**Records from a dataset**
◆ ◆ ◆ ◆ ◆
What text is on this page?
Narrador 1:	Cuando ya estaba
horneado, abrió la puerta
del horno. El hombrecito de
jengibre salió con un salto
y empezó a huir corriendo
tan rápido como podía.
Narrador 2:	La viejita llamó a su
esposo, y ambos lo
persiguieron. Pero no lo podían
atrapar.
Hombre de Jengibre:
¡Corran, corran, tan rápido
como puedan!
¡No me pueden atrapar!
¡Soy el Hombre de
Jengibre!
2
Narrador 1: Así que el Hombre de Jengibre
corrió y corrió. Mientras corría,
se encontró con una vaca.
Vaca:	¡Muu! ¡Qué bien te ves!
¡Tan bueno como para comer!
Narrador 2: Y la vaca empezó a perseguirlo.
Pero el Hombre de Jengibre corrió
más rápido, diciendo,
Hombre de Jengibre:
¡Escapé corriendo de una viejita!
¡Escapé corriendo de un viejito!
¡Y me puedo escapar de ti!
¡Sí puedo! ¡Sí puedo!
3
◆ ◆ ◆ ◆ ◆
**What you are asked to do**
Pull every line containing "Pero" from the material above.

**Exercise response**
persiguieron. Pero no lo podían
Pero el Hombre de Jengibre corrió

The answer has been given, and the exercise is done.